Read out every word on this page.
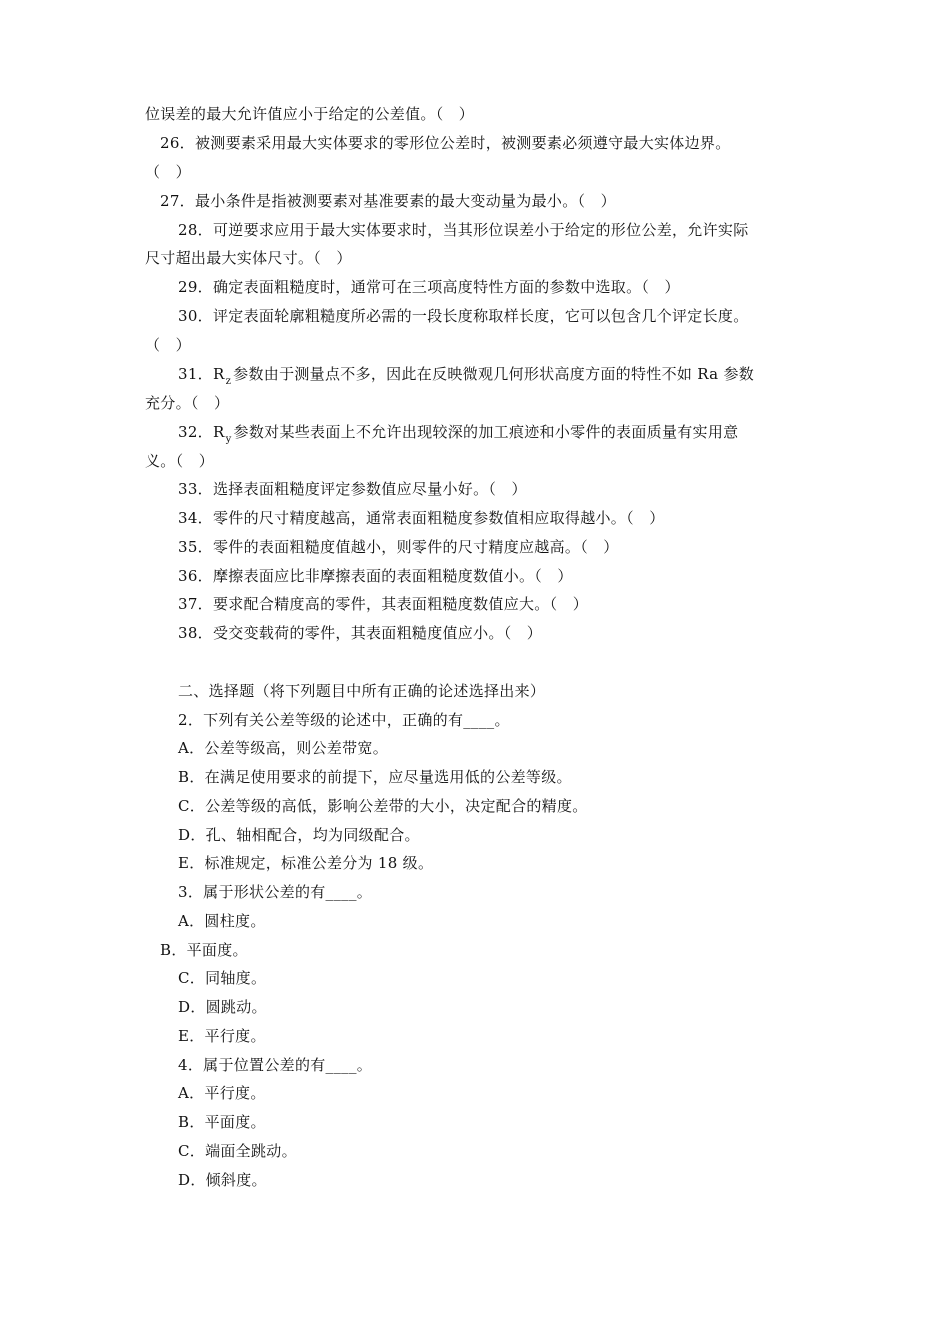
位误差的最大允许值应小于给定的公差值。（　）
26．被测要素采用最大实体要求的零形位公差时，被测要素必须遵守最大实体边界。
（　）
27．最小条件是指被测要素对基准要素的最大变动量为最小。（　）
28．可逆要求应用于最大实体要求时，当其形位误差小于给定的形位公差，允许实际
尺寸超出最大实体尺寸。（　）
29．确定表面粗糙度时，通常可在三项高度特性方面的参数中选取。（　）
30．评定表面轮廓粗糙度所必需的一段长度称取样长度，它可以包含几个评定长度。
（　）
31．$R_z$ 参数由于测量点不多，因此在反映微观几何形状高度方面的特性不如 Ra 参数
充分。（　）
32．$R_y$ 参数对某些表面上不允许出现较深的加工痕迹和小零件的表面质量有实用意
义。（　）
33．选择表面粗糙度评定参数值应尽量小好。（　）
34．零件的尺寸精度越高，通常表面粗糙度参数值相应取得越小。（　）
35．零件的表面粗糙度值越小，则零件的尺寸精度应越高。（　）
36．摩擦表面应比非摩擦表面的表面粗糙度数值小。（　）
37．要求配合精度高的零件，其表面粗糙度数值应大。（　）
38．受交变载荷的零件，其表面粗糙度值应小。（　）
二、选择题（将下列题目中所有正确的论述选择出来）
2．下列有关公差等级的论述中，正确的有____。
A．公差等级高，则公差带宽。
B．在满足使用要求的前提下，应尽量选用低的公差等级。
C．公差等级的高低，影响公差带的大小，决定配合的精度。
D．孔、轴相配合，均为同级配合。
E．标准规定，标准公差分为 18 级。
3．属于形状公差的有____。
A．圆柱度。
B．平面度。
C．同轴度。
D．圆跳动。
E．平行度。
4．属于位置公差的有____。
A．平行度。
B．平面度。
C．端面全跳动。
D．倾斜度。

[Prompt]:
Extract the full listing exactly, with the pictures left out.

[Written solution]:
Read out every word on this page.
位误差的最大允许值应小于给定的公差值。（　）
26．被测要素采用最大实体要求的零形位公差时，被测要素必须遵守最大实体边界。
（　）
27．最小条件是指被测要素对基准要素的最大变动量为最小。（　）
28．可逆要求应用于最大实体要求时，当其形位误差小于给定的形位公差，允许实际
尺寸超出最大实体尺寸。（　）
29．确定表面粗糙度时，通常可在三项高度特性方面的参数中选取。（　）
30．评定表面轮廓粗糙度所必需的一段长度称取样长度，它可以包含几个评定长度。
（　）
31．$R_z$ 参数由于测量点不多，因此在反映微观几何形状高度方面的特性不如 Ra 参数
充分。（　）
32．$R_y$ 参数对某些表面上不允许出现较深的加工痕迹和小零件的表面质量有实用意
义。（　）
33．选择表面粗糙度评定参数值应尽量小好。（　）
34．零件的尺寸精度越高，通常表面粗糙度参数值相应取得越小。（　）
35．零件的表面粗糙度值越小，则零件的尺寸精度应越高。（　）
36．摩擦表面应比非摩擦表面的表面粗糙度数值小。（　）
37．要求配合精度高的零件，其表面粗糙度数值应大。（　）
38．受交变载荷的零件，其表面粗糙度值应小。（　）
二、选择题（将下列题目中所有正确的论述选择出来）
2．下列有关公差等级的论述中，正确的有____。
A．公差等级高，则公差带宽。
B．在满足使用要求的前提下，应尽量选用低的公差等级。
C．公差等级的高低，影响公差带的大小，决定配合的精度。
D．孔、轴相配合，均为同级配合。
E．标准规定，标准公差分为 18 级。
3．属于形状公差的有____。
A．圆柱度。
B．平面度。
C．同轴度。
D．圆跳动。
E．平行度。
4．属于位置公差的有____。
A．平行度。
B．平面度。
C．端面全跳动。
D．倾斜度。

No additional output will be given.